- **What to do**
Exactly as written, transcribe the lines that run from the one containing "What text is on this page?" to the end of the records below.

- **Stored rows**

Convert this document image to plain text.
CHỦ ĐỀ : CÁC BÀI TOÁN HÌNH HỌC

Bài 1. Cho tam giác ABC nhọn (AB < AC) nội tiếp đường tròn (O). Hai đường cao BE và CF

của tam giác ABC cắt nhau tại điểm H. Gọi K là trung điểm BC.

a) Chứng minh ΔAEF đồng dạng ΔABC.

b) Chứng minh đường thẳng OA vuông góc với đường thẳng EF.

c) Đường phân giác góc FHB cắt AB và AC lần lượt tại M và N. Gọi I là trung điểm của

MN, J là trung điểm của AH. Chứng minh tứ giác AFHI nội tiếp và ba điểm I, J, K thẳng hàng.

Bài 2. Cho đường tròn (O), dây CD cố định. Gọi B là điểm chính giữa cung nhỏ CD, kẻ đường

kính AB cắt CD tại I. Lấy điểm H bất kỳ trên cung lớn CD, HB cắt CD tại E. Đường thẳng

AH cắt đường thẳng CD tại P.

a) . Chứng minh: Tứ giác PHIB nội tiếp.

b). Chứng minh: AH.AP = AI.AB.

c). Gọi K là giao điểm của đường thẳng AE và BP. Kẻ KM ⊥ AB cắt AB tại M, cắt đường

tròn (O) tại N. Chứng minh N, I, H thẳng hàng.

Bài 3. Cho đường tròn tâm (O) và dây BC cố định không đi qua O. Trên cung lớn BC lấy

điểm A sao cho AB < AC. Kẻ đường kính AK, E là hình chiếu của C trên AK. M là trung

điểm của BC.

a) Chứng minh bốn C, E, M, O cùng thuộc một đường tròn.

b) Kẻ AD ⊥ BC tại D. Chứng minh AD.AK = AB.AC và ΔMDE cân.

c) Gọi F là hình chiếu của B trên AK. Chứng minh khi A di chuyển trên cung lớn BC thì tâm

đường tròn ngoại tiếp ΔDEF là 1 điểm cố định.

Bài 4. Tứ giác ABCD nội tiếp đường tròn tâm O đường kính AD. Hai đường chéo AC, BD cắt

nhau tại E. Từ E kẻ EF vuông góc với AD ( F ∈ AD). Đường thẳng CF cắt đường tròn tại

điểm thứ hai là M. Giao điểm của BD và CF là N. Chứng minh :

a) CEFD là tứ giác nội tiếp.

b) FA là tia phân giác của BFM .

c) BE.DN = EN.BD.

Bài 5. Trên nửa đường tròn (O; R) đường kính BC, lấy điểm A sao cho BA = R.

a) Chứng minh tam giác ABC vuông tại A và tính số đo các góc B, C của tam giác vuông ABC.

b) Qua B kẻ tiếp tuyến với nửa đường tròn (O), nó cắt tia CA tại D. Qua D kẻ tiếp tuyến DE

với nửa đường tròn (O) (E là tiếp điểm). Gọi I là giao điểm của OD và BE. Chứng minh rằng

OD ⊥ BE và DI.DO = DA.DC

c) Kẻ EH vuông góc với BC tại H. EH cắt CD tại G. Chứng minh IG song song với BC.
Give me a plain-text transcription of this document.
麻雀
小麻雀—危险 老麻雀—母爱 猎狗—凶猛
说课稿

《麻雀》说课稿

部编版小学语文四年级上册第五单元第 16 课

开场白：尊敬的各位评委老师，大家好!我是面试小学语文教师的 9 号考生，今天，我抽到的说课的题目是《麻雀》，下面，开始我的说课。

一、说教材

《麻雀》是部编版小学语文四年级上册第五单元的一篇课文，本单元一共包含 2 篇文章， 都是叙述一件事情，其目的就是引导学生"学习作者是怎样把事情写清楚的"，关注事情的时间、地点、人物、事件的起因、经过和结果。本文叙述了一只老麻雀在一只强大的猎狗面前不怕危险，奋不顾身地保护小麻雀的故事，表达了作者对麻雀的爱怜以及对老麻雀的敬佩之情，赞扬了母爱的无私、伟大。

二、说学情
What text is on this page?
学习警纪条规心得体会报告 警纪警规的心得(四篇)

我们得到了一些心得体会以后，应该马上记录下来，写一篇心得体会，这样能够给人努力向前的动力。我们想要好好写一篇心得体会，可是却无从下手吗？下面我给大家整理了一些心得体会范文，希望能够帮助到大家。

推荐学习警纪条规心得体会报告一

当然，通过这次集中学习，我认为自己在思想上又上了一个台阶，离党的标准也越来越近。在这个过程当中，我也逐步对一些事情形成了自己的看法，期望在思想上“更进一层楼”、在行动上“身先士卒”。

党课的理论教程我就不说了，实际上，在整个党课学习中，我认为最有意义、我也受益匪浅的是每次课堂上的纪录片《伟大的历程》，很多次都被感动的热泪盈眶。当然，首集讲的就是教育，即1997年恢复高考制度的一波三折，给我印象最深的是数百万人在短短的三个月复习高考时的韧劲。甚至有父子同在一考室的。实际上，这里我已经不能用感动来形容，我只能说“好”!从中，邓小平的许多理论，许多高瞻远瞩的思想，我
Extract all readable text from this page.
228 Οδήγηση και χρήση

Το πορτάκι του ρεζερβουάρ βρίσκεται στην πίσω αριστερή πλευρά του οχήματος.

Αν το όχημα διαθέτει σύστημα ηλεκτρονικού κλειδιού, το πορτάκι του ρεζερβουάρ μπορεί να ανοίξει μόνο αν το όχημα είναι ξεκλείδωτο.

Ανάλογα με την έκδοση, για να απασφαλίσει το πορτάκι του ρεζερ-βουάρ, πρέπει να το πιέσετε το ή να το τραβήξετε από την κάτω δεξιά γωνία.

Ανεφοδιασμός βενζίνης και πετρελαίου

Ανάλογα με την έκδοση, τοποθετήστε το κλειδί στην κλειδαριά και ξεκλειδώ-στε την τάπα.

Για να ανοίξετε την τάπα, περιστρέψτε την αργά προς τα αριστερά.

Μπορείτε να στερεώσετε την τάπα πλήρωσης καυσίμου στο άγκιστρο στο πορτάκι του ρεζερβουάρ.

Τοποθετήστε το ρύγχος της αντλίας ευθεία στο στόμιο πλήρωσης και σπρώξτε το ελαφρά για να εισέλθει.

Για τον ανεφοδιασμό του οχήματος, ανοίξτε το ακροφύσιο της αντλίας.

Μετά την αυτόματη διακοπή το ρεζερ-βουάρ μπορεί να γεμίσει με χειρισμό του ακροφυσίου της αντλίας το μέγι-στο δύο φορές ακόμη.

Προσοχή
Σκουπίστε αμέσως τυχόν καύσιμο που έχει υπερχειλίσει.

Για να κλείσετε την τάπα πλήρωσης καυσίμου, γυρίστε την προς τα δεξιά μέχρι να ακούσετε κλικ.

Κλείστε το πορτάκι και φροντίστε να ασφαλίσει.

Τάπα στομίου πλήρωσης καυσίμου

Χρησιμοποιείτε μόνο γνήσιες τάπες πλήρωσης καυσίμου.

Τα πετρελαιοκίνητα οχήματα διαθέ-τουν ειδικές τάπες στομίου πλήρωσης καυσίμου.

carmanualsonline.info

- **Response to the task**
What text is on this page?
学习警纪条规心得体会报告 警纪警规的心得(四篇)

我们得到了一些心得体会以后，应该马上记录下来，写一篇心得体会，这样能够给人努力向前的动力。我们想要好好写一篇心得体会，可是却无从下手吗？下面我给大家整理了一些心得体会范文，希望能够帮助到大家。

推荐学习警纪条规心得体会报告一

当然，通过这次集中学习，我认为自己在思想上又上了一个台阶，离党的标准也越来越近。在这个过程当中，我也逐步对一些事情形成了自己的看法，期望在思想上“更进一层楼”、在行动上“身先士卒”。

党课的理论教程我就不说了，实际上，在整个党课学习中，我认为最有意义、我也受益匪浅的是每次课堂上的纪录片《伟大的历程》，很多次都被感动的热泪盈眶。当然，首集讲的就是教育，即1997年恢复高考制度的一波三折，给我印象最深的是数百万人在短短的三个月复习高考时的韧劲。甚至有父子同在一考室的。实际上，这里我已经不能用感动来形容，我只能说“好”!从中，邓小平的许多理论，许多高瞻远瞩的思想，我
Extract all readable text from this page.
228 Οδήγηση και χρήση

Το πορτάκι του ρεζερβουάρ βρίσκεται στην πίσω αριστερή πλευρά του οχήματος.

Αν το όχημα διαθέτει σύστημα ηλεκτρονικού κλειδιού, το πορτάκι του ρεζερβουάρ μπορεί να ανοίξει μόνο αν το όχημα είναι ξεκλείδωτο.

Ανάλογα με την έκδοση, για να απασφαλίσει το πορτάκι του ρεζερ-βουάρ, πρέπει να το πιέσετε το ή να το τραβήξετε από την κάτω δεξιά γωνία.

Ανεφοδιασμός βενζίνης και πετρελαίου

Ανάλογα με την έκδοση, τοποθετήστε το κλειδί στην κλειδαριά και ξεκλειδώ-στε την τάπα.

Για να ανοίξετε την τάπα, περιστρέψτε την αργά προς τα αριστερά.

Μπορείτε να στερεώσετε την τάπα πλήρωσης καυσίμου στο άγκιστρο στο πορτάκι του ρεζερβουάρ.

Τοποθετήστε το ρύγχος της αντλίας ευθεία στο στόμιο πλήρωσης και σπρώξτε το ελαφρά για να εισέλθει.

Για τον ανεφοδιασμό του οχήματος, ανοίξτε το ακροφύσιο της αντλίας.

Μετά την αυτόματη διακοπή το ρεζερ-βουάρ μπορεί να γεμίσει με χειρισμό του ακροφυσίου της αντλίας το μέγι-στο δύο φορές ακόμη.

Προσοχή
Σκουπίστε αμέσως τυχόν καύσιμο που έχει υπερχειλίσει.

Για να κλείσετε την τάπα πλήρωσης καυσίμου, γυρίστε την προς τα δεξιά μέχρι να ακούσετε κλικ.

Κλείστε το πορτάκι και φροντίστε να ασφαλίσει.

Τάπα στομίου πλήρωσης καυσίμου

Χρησιμοποιείτε μόνο γνήσιες τάπες πλήρωσης καυσίμου.

Τα πετρελαιοκίνητα οχήματα διαθέ-τουν ειδικές τάπες στομίου πλήρωσης καυσίμου.

carmanualsonline.info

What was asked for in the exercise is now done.